··· Listed records

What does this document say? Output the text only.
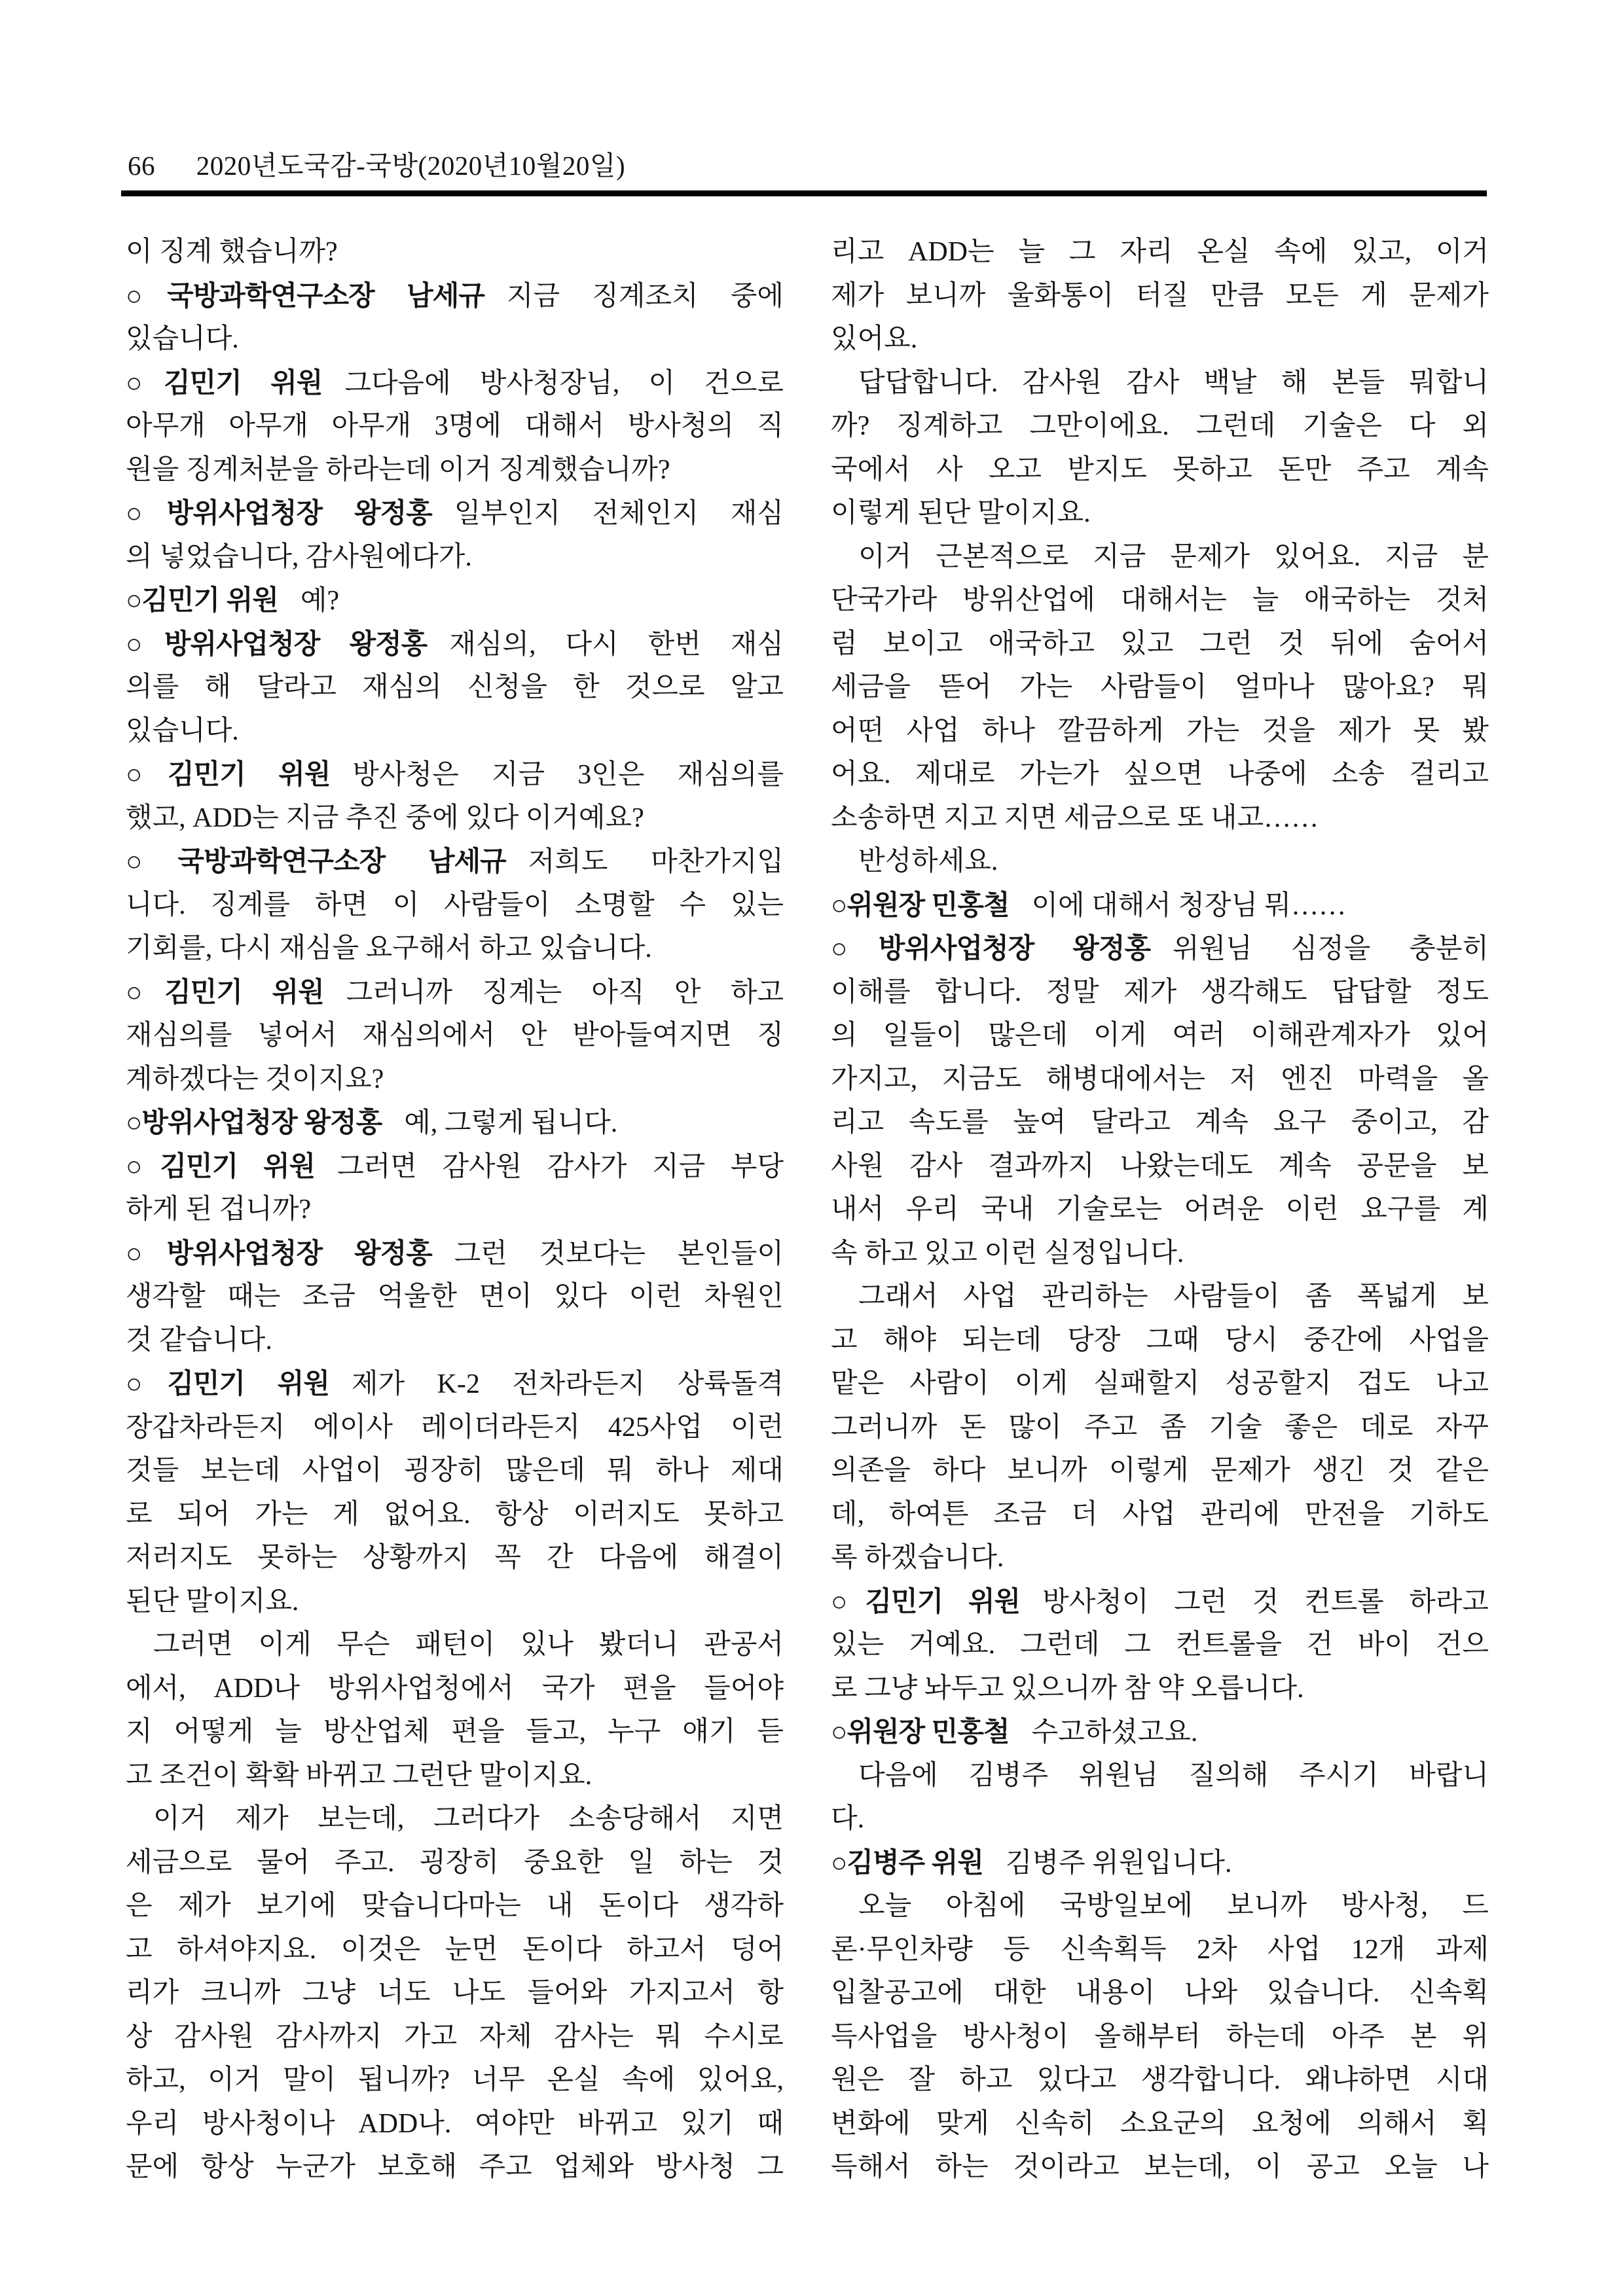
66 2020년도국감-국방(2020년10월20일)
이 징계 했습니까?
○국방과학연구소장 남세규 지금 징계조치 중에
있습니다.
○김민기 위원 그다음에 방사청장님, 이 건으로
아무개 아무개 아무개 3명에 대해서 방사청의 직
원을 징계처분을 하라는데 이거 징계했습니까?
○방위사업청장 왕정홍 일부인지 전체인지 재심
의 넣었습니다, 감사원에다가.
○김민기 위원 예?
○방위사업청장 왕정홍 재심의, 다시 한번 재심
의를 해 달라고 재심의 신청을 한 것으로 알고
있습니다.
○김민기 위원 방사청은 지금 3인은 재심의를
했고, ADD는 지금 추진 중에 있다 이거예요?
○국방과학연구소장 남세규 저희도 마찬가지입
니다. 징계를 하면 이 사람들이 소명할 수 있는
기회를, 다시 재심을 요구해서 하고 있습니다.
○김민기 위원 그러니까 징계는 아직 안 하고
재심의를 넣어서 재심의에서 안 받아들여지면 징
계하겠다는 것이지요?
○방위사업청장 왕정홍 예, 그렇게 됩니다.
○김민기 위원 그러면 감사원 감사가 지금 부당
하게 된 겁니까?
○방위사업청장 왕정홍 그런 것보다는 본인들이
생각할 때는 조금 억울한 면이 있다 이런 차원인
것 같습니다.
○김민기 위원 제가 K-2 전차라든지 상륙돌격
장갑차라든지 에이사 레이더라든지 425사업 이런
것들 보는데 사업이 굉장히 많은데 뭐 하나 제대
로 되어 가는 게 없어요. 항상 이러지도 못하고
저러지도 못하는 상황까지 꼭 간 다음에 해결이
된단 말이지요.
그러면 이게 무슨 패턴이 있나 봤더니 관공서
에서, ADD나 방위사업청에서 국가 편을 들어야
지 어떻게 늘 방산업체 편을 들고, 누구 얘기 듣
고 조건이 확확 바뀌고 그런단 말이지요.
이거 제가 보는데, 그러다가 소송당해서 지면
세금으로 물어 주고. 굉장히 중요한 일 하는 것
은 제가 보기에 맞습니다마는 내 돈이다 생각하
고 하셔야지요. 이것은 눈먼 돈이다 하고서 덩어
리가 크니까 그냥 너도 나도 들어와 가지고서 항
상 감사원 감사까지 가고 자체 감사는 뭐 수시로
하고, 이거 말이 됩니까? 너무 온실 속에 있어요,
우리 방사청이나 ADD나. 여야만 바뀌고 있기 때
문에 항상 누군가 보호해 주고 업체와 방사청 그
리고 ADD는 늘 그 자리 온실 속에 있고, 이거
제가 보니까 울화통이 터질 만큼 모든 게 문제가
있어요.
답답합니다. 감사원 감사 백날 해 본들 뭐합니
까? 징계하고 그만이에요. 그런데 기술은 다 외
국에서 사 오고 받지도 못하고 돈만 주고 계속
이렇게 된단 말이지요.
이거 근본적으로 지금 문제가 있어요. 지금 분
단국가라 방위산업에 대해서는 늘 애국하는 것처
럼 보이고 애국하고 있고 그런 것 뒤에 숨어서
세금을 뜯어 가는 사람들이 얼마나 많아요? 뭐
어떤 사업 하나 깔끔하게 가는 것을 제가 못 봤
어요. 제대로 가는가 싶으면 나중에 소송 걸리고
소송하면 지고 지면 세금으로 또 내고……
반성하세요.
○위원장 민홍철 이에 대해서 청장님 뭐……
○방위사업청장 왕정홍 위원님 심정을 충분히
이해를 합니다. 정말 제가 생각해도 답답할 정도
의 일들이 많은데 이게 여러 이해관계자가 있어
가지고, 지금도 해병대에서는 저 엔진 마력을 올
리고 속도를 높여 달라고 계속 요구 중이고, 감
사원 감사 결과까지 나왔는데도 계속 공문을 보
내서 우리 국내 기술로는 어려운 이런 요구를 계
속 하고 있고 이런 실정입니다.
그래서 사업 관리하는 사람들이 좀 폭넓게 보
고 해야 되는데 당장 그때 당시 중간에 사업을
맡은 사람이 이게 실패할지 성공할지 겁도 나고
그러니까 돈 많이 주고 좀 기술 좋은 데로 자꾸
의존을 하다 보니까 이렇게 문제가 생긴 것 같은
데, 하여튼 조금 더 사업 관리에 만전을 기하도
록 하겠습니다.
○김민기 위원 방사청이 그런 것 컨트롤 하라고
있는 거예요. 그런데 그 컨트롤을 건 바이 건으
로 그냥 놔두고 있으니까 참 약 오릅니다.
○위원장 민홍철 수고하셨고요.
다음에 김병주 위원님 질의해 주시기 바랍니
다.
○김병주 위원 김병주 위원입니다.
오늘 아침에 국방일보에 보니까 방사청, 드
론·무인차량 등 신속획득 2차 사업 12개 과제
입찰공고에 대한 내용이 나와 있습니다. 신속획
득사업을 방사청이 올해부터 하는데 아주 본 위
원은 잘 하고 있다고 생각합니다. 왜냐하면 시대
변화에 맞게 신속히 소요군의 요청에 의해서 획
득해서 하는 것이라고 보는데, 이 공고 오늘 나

······

## Exercise description
Except for the pictures, copy every line of the records above exactly.

## Output for this task
What does this document say? Output the text only.
66 2020년도국감-국방(2020년10월20일)
이 징계 했습니까?
○국방과학연구소장 남세규 지금 징계조치 중에
있습니다.
○김민기 위원 그다음에 방사청장님, 이 건으로
아무개 아무개 아무개 3명에 대해서 방사청의 직
원을 징계처분을 하라는데 이거 징계했습니까?
○방위사업청장 왕정홍 일부인지 전체인지 재심
의 넣었습니다, 감사원에다가.
○김민기 위원 예?
○방위사업청장 왕정홍 재심의, 다시 한번 재심
의를 해 달라고 재심의 신청을 한 것으로 알고
있습니다.
○김민기 위원 방사청은 지금 3인은 재심의를
했고, ADD는 지금 추진 중에 있다 이거예요?
○국방과학연구소장 남세규 저희도 마찬가지입
니다. 징계를 하면 이 사람들이 소명할 수 있는
기회를, 다시 재심을 요구해서 하고 있습니다.
○김민기 위원 그러니까 징계는 아직 안 하고
재심의를 넣어서 재심의에서 안 받아들여지면 징
계하겠다는 것이지요?
○방위사업청장 왕정홍 예, 그렇게 됩니다.
○김민기 위원 그러면 감사원 감사가 지금 부당
하게 된 겁니까?
○방위사업청장 왕정홍 그런 것보다는 본인들이
생각할 때는 조금 억울한 면이 있다 이런 차원인
것 같습니다.
○김민기 위원 제가 K-2 전차라든지 상륙돌격
장갑차라든지 에이사 레이더라든지 425사업 이런
것들 보는데 사업이 굉장히 많은데 뭐 하나 제대
로 되어 가는 게 없어요. 항상 이러지도 못하고
저러지도 못하는 상황까지 꼭 간 다음에 해결이
된단 말이지요.
그러면 이게 무슨 패턴이 있나 봤더니 관공서
에서, ADD나 방위사업청에서 국가 편을 들어야
지 어떻게 늘 방산업체 편을 들고, 누구 얘기 듣
고 조건이 확확 바뀌고 그런단 말이지요.
이거 제가 보는데, 그러다가 소송당해서 지면
세금으로 물어 주고. 굉장히 중요한 일 하는 것
은 제가 보기에 맞습니다마는 내 돈이다 생각하
고 하셔야지요. 이것은 눈먼 돈이다 하고서 덩어
리가 크니까 그냥 너도 나도 들어와 가지고서 항
상 감사원 감사까지 가고 자체 감사는 뭐 수시로
하고, 이거 말이 됩니까? 너무 온실 속에 있어요,
우리 방사청이나 ADD나. 여야만 바뀌고 있기 때
문에 항상 누군가 보호해 주고 업체와 방사청 그
리고 ADD는 늘 그 자리 온실 속에 있고, 이거
제가 보니까 울화통이 터질 만큼 모든 게 문제가
있어요.
답답합니다. 감사원 감사 백날 해 본들 뭐합니
까? 징계하고 그만이에요. 그런데 기술은 다 외
국에서 사 오고 받지도 못하고 돈만 주고 계속
이렇게 된단 말이지요.
이거 근본적으로 지금 문제가 있어요. 지금 분
단국가라 방위산업에 대해서는 늘 애국하는 것처
럼 보이고 애국하고 있고 그런 것 뒤에 숨어서
세금을 뜯어 가는 사람들이 얼마나 많아요? 뭐
어떤 사업 하나 깔끔하게 가는 것을 제가 못 봤
어요. 제대로 가는가 싶으면 나중에 소송 걸리고
소송하면 지고 지면 세금으로 또 내고……
반성하세요.
○위원장 민홍철 이에 대해서 청장님 뭐……
○방위사업청장 왕정홍 위원님 심정을 충분히
이해를 합니다. 정말 제가 생각해도 답답할 정도
의 일들이 많은데 이게 여러 이해관계자가 있어
가지고, 지금도 해병대에서는 저 엔진 마력을 올
리고 속도를 높여 달라고 계속 요구 중이고, 감
사원 감사 결과까지 나왔는데도 계속 공문을 보
내서 우리 국내 기술로는 어려운 이런 요구를 계
속 하고 있고 이런 실정입니다.
그래서 사업 관리하는 사람들이 좀 폭넓게 보
고 해야 되는데 당장 그때 당시 중간에 사업을
맡은 사람이 이게 실패할지 성공할지 겁도 나고
그러니까 돈 많이 주고 좀 기술 좋은 데로 자꾸
의존을 하다 보니까 이렇게 문제가 생긴 것 같은
데, 하여튼 조금 더 사업 관리에 만전을 기하도
록 하겠습니다.
○김민기 위원 방사청이 그런 것 컨트롤 하라고
있는 거예요. 그런데 그 컨트롤을 건 바이 건으
로 그냥 놔두고 있으니까 참 약 오릅니다.
○위원장 민홍철 수고하셨고요.
다음에 김병주 위원님 질의해 주시기 바랍니
다.
○김병주 위원 김병주 위원입니다.
오늘 아침에 국방일보에 보니까 방사청, 드
론·무인차량 등 신속획득 2차 사업 12개 과제
입찰공고에 대한 내용이 나와 있습니다. 신속획
득사업을 방사청이 올해부터 하는데 아주 본 위
원은 잘 하고 있다고 생각합니다. 왜냐하면 시대
변화에 맞게 신속히 소요군의 요청에 의해서 획
득해서 하는 것이라고 보는데, 이 공고 오늘 나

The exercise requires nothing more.